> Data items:
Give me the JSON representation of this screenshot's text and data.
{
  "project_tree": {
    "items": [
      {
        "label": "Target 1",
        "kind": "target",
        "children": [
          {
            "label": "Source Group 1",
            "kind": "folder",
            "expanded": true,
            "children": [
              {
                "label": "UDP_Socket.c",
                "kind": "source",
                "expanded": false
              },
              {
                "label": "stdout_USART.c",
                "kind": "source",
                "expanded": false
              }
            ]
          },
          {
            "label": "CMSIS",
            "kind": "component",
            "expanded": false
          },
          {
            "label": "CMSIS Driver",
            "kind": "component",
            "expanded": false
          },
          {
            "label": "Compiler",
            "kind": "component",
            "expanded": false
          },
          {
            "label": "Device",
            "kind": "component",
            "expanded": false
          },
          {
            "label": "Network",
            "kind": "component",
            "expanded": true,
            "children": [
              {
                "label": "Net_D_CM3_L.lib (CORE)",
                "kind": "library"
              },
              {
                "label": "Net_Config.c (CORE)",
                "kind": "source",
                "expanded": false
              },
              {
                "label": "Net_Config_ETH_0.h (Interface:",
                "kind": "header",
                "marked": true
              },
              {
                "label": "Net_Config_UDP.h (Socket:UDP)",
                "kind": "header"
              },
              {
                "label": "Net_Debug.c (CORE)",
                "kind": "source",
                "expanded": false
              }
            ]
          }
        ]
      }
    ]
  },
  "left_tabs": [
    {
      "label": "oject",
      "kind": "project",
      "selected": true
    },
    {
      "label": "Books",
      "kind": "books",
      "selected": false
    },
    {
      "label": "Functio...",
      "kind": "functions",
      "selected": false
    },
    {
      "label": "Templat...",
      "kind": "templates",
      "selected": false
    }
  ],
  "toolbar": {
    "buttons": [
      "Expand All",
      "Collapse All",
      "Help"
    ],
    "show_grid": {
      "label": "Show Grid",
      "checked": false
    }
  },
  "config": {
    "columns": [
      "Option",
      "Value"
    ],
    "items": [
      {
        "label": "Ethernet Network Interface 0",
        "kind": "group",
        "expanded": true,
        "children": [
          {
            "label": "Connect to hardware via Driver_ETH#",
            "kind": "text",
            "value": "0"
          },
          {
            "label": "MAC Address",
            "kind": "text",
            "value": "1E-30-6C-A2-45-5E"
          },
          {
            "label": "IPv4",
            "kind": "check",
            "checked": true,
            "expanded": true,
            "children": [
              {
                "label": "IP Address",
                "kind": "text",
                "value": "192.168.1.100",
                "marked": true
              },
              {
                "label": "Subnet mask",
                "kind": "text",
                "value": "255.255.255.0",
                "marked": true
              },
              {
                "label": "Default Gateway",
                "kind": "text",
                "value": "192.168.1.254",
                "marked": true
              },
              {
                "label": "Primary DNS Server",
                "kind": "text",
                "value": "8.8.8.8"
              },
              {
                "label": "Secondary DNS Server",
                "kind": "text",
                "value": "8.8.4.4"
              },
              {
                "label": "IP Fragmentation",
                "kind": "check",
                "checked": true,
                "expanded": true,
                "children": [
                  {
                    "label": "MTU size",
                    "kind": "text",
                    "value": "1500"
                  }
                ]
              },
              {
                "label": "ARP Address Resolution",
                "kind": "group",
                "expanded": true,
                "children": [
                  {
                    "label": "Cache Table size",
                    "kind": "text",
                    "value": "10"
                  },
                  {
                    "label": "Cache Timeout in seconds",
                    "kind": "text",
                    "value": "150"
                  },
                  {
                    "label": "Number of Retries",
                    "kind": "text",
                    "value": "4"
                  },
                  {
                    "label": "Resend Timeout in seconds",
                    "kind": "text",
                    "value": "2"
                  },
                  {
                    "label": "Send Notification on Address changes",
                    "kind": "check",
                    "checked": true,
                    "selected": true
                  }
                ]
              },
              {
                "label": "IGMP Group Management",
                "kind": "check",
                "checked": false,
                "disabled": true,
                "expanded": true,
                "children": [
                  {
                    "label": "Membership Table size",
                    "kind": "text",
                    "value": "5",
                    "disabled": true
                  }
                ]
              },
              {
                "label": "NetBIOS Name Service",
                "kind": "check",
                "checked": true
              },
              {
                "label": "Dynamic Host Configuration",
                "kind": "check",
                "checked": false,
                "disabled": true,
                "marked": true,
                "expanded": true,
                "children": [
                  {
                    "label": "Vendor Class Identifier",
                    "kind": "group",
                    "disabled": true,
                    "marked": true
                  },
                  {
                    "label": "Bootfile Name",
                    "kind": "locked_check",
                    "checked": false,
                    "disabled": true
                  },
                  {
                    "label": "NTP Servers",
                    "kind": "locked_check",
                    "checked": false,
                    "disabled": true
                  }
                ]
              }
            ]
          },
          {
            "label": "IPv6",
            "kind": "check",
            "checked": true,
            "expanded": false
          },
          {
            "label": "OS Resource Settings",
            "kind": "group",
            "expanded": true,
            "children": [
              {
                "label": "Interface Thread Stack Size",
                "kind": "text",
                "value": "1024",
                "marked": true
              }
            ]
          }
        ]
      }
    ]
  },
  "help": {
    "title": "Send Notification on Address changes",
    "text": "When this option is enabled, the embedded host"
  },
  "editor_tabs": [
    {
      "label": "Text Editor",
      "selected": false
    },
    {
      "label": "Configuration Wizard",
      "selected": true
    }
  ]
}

> SHORT EXERCISE: Read through the lines above and collect those that contain the string "seconds".

> ANSWER TO THE EXERCISE:
                    "label": "Cache Timeout in seconds",
                    "label": "Resend Timeout in seconds",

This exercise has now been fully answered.